START DATA TO PROCESS

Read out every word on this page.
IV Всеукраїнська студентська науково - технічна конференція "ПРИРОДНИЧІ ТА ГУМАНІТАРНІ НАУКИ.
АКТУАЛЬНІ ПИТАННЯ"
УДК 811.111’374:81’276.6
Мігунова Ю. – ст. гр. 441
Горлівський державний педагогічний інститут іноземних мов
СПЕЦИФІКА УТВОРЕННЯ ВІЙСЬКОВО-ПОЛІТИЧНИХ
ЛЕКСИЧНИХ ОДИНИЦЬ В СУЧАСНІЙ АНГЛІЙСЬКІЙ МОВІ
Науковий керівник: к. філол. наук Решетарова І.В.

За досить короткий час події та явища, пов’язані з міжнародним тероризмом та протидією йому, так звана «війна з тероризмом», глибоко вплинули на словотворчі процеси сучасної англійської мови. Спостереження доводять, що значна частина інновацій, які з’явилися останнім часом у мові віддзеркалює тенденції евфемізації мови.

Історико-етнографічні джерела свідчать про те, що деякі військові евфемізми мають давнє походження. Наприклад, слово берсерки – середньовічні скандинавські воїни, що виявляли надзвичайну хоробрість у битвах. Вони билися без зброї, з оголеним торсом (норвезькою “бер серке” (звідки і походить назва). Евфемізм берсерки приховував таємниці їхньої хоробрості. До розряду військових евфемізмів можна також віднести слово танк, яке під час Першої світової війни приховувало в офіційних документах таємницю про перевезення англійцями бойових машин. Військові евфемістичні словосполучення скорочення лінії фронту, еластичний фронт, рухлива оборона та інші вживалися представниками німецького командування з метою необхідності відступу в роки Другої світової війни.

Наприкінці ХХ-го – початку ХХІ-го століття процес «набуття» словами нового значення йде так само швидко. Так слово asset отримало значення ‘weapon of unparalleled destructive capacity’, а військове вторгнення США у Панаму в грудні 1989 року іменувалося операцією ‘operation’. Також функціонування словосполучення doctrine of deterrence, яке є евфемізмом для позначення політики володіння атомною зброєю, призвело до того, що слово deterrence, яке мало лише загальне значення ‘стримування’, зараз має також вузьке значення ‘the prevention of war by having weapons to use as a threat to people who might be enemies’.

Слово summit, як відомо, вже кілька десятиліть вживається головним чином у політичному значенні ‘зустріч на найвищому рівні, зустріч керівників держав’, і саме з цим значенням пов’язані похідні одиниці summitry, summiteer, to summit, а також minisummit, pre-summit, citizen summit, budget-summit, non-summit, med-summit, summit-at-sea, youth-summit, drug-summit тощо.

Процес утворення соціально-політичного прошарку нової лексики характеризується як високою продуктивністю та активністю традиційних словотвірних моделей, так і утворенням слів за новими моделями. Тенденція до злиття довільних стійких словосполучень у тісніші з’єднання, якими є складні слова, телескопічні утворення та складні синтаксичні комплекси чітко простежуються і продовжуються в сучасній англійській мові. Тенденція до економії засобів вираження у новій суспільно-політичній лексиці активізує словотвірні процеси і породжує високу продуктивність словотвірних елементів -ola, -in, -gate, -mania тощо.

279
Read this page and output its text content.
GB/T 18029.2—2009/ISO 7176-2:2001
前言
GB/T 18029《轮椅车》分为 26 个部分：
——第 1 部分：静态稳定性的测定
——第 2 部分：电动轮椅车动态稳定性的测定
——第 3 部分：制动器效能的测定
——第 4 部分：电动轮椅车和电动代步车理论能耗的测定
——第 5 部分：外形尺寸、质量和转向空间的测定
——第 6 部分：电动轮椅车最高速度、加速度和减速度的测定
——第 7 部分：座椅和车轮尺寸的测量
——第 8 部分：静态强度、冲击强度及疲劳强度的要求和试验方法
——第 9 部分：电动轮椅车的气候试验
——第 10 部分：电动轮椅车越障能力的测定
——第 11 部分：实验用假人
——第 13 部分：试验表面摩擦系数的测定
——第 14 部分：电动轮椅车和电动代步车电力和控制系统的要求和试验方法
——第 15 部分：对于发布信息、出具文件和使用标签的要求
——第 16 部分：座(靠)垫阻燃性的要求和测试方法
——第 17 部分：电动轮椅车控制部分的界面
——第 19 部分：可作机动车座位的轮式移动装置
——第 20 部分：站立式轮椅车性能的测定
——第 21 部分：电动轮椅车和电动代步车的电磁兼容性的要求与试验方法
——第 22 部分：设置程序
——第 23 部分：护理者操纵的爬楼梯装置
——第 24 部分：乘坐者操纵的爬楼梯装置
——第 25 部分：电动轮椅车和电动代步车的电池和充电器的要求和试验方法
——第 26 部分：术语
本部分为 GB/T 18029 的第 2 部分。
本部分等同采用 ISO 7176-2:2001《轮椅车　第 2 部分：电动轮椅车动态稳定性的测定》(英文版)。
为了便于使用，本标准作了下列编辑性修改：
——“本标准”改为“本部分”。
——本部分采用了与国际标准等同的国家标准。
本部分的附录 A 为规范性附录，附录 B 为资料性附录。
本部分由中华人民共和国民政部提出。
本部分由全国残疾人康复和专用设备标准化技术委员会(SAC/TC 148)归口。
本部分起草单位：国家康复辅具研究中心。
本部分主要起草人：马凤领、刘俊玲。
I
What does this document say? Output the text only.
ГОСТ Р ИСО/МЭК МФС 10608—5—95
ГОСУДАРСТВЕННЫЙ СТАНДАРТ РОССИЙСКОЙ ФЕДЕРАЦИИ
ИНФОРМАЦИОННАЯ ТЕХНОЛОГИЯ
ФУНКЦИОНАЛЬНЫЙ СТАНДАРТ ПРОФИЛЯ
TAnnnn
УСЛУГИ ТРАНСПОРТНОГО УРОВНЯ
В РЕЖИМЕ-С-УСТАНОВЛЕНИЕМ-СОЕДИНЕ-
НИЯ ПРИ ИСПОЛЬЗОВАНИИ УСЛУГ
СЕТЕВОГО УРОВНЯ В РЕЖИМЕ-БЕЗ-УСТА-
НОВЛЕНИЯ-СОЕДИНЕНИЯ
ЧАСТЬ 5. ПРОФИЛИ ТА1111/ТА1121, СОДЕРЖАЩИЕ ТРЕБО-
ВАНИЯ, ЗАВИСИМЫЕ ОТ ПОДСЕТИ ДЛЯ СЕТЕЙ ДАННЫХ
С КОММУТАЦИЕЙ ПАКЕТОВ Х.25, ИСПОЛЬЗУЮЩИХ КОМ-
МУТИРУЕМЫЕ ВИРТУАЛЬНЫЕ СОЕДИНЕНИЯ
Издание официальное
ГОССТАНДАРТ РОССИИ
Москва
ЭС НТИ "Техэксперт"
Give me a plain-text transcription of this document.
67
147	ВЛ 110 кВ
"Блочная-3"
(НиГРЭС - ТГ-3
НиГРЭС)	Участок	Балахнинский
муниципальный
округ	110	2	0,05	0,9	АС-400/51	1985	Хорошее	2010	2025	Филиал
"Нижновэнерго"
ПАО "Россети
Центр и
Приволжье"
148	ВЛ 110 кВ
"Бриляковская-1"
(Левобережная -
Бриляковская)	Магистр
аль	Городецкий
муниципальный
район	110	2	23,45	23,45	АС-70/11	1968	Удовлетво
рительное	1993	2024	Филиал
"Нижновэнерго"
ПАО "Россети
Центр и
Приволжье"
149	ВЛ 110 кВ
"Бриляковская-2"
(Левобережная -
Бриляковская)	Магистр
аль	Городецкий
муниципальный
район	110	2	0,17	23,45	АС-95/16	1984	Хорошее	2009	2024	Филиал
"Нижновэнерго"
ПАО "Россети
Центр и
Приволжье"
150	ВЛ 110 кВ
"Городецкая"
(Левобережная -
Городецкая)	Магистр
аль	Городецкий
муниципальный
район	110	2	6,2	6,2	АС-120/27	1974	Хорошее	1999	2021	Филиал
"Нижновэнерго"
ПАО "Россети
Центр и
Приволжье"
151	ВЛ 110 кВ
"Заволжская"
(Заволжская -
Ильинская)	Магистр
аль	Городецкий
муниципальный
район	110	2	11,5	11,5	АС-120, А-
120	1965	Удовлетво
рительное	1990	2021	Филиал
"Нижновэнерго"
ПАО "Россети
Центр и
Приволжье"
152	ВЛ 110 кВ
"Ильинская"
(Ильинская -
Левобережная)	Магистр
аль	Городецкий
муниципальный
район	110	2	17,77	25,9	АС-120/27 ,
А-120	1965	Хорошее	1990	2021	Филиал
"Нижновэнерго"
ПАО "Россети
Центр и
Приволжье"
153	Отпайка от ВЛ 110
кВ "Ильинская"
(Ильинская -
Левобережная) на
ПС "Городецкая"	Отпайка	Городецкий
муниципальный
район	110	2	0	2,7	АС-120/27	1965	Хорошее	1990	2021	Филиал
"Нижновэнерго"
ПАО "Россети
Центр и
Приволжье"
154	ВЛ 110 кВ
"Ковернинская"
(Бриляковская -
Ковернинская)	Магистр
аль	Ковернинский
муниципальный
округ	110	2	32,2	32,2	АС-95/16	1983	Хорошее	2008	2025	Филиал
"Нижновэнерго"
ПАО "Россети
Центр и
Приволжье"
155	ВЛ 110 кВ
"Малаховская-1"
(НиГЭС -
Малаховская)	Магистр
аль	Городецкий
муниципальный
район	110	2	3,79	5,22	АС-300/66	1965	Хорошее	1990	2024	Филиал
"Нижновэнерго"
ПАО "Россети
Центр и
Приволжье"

END DATA TO PROCESS

▶ **TASK TO COMPLETE**
Copy each line of the listing that contains the string "document".

▶ **EXERCISE SOLUTION**
What does this document say? Output the text only.
Give me a plain-text transcription of this document.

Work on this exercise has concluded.